(Records from a data source)
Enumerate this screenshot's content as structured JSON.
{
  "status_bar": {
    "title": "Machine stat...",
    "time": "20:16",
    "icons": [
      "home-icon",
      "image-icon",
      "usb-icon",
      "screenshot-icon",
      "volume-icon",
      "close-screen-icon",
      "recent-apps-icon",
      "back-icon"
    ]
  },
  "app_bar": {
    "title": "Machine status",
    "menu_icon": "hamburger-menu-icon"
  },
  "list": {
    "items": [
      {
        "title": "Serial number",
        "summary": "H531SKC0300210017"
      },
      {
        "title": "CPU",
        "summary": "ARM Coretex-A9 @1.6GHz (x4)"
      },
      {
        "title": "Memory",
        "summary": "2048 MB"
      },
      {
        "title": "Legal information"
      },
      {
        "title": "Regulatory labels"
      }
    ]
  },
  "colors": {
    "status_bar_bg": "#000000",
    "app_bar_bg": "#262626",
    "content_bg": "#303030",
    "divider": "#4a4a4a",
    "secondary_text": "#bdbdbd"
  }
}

--

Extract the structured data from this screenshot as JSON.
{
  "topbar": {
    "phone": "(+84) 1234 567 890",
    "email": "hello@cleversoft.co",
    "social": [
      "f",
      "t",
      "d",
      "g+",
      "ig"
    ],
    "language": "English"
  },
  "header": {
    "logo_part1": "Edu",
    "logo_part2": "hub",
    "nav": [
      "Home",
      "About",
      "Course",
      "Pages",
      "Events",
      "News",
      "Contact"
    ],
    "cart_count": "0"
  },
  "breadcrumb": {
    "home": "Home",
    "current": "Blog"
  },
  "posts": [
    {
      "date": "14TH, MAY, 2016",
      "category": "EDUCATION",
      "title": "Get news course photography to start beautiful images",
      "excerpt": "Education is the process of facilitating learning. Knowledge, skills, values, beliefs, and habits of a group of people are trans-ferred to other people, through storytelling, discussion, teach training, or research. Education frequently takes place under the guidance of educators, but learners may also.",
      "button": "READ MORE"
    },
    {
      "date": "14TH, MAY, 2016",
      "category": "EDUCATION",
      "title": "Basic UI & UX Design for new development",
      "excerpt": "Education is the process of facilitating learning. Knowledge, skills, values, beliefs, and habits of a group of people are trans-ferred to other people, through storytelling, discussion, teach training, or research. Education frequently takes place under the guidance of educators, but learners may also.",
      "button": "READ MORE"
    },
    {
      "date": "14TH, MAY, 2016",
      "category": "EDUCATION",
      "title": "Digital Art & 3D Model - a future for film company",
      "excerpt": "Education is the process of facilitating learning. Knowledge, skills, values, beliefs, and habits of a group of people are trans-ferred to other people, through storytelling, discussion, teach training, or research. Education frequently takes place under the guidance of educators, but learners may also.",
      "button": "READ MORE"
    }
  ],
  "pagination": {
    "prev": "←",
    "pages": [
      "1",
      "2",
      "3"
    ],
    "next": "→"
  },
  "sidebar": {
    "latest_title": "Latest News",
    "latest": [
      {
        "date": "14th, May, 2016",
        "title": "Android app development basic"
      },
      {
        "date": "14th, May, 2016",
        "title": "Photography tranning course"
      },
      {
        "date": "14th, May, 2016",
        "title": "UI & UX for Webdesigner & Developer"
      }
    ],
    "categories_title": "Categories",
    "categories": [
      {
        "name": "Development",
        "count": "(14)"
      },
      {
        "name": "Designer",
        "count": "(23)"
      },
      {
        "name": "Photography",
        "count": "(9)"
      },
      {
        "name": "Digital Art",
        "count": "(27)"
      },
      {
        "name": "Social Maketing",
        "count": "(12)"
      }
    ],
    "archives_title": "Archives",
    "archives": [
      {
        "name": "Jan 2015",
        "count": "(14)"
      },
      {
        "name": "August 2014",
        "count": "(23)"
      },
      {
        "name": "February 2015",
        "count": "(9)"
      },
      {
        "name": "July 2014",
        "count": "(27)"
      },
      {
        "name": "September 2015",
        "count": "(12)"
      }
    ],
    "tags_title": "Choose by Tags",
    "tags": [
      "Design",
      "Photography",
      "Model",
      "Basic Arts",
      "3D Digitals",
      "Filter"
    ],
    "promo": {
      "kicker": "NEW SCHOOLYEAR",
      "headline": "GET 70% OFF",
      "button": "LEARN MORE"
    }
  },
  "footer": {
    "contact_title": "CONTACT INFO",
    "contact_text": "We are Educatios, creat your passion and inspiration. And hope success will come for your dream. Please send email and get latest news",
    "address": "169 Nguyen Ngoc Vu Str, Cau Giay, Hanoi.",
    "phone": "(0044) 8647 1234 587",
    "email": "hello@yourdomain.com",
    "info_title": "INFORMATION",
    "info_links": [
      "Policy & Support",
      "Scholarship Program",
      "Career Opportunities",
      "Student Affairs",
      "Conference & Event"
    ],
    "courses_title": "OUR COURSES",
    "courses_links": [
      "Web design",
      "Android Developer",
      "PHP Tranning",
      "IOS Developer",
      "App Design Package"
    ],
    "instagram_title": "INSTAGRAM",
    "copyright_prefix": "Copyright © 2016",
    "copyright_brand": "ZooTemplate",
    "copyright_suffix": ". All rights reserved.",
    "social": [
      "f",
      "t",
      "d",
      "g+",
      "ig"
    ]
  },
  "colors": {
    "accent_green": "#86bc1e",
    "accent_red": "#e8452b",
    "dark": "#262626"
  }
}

* * *

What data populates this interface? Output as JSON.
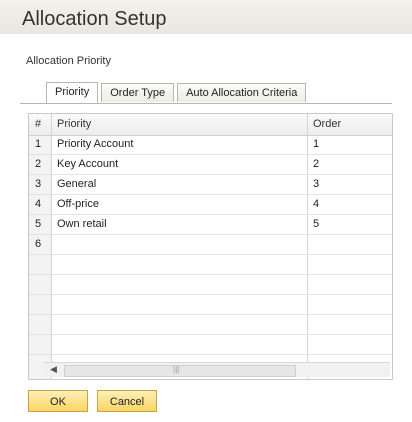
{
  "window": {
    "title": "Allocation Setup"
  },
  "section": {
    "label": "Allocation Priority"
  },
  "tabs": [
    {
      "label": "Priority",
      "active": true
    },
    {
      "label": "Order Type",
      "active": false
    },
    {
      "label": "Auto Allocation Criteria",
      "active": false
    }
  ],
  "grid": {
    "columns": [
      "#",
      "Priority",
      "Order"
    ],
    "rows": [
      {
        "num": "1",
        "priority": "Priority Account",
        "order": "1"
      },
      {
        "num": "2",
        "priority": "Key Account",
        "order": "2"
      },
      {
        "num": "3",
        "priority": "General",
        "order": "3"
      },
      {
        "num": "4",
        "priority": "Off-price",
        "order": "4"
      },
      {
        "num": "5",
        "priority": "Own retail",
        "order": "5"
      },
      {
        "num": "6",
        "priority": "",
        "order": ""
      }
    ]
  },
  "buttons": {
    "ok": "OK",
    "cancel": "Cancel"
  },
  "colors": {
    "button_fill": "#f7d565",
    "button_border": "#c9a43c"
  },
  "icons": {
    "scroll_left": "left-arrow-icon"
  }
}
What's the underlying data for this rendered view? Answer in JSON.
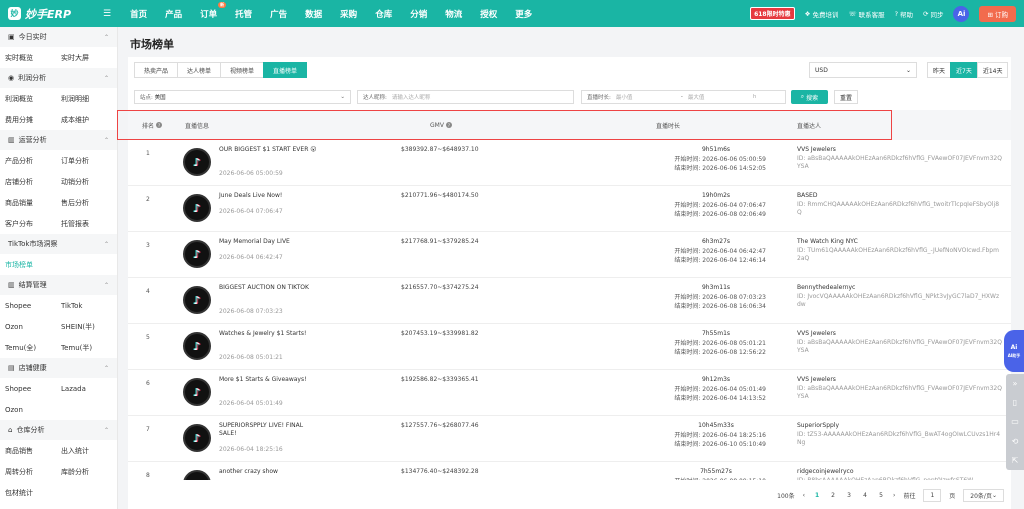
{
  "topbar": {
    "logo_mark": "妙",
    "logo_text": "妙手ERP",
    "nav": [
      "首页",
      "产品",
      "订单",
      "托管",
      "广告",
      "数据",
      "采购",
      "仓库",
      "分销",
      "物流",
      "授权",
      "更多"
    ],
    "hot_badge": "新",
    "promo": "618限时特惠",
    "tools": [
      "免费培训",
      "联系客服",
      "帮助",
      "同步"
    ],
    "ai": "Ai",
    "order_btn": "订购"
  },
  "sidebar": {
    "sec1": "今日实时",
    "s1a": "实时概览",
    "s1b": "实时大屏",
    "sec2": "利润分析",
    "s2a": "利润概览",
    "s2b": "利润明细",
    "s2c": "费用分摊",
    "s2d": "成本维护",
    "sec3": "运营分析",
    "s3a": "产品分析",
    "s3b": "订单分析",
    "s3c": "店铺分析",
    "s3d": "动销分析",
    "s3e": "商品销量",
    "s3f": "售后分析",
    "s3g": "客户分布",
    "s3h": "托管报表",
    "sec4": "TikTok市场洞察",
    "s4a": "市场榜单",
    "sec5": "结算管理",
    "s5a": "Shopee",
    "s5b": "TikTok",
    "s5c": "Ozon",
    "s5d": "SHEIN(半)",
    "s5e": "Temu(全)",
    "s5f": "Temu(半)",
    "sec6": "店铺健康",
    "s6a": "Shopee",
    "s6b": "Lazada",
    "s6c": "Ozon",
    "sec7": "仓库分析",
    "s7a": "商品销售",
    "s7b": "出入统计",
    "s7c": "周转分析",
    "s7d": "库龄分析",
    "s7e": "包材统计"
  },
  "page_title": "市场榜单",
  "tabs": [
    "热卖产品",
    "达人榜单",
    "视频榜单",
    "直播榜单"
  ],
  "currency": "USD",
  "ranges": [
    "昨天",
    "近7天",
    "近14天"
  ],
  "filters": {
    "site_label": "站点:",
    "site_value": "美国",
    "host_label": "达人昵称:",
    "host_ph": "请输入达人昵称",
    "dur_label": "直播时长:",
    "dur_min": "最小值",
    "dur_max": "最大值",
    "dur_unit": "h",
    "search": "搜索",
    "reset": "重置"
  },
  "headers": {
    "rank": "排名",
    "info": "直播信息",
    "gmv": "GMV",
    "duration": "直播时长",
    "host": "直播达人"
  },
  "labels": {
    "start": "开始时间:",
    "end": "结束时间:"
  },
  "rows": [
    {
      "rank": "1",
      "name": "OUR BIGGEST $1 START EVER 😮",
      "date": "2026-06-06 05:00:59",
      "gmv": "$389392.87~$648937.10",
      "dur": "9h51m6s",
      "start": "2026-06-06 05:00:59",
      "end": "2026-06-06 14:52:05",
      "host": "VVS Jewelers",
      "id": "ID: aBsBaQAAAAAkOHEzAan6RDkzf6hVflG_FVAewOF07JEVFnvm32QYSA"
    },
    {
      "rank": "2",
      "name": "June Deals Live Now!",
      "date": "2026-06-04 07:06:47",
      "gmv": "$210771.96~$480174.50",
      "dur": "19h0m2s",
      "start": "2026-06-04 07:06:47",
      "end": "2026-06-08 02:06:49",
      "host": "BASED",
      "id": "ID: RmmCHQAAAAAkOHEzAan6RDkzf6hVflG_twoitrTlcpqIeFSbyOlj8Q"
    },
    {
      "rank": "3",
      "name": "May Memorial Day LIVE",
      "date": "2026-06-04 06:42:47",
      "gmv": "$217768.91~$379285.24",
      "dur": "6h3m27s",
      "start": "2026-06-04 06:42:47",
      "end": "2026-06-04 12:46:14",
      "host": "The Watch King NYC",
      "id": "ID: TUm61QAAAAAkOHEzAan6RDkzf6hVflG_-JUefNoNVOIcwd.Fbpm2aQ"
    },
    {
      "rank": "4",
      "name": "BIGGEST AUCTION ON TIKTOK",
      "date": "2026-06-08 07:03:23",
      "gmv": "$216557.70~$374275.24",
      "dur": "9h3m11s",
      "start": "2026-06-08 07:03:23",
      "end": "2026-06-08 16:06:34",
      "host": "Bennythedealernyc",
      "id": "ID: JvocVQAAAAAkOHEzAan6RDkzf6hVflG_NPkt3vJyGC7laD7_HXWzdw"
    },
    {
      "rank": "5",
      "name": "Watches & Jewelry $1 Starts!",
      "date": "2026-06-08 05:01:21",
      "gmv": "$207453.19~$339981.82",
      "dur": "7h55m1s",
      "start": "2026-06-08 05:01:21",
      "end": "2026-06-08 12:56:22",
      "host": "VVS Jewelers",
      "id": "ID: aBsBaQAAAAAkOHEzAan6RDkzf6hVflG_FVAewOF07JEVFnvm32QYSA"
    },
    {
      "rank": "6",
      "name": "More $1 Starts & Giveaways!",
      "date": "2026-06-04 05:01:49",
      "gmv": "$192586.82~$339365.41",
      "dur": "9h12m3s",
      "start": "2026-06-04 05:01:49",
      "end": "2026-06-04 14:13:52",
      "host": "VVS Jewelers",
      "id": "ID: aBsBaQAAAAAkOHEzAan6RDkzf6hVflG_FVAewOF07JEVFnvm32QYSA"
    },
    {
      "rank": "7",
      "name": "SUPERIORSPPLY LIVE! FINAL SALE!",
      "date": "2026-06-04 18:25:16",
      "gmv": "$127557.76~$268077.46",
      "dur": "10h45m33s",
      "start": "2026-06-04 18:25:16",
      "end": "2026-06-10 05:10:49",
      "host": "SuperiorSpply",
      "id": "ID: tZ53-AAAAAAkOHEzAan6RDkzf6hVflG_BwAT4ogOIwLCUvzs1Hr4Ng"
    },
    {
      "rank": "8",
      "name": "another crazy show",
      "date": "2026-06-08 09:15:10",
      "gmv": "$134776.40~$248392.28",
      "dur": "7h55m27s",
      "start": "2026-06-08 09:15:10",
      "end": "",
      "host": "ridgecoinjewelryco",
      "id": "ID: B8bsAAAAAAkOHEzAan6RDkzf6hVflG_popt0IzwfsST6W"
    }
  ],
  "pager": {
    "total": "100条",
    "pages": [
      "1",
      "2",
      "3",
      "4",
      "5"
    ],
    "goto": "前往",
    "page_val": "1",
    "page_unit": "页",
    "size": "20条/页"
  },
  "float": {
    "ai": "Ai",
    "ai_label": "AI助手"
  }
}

[WRITTEN TASK]: Pull every line containing "screenshot" out of the data above.

[SOLUTION FOR THIS EXERCISE]:
Enumerate this screenshot's content as structured JSON.
      "screenshot-icon",
Extract the structured data from this screenshot as JSON.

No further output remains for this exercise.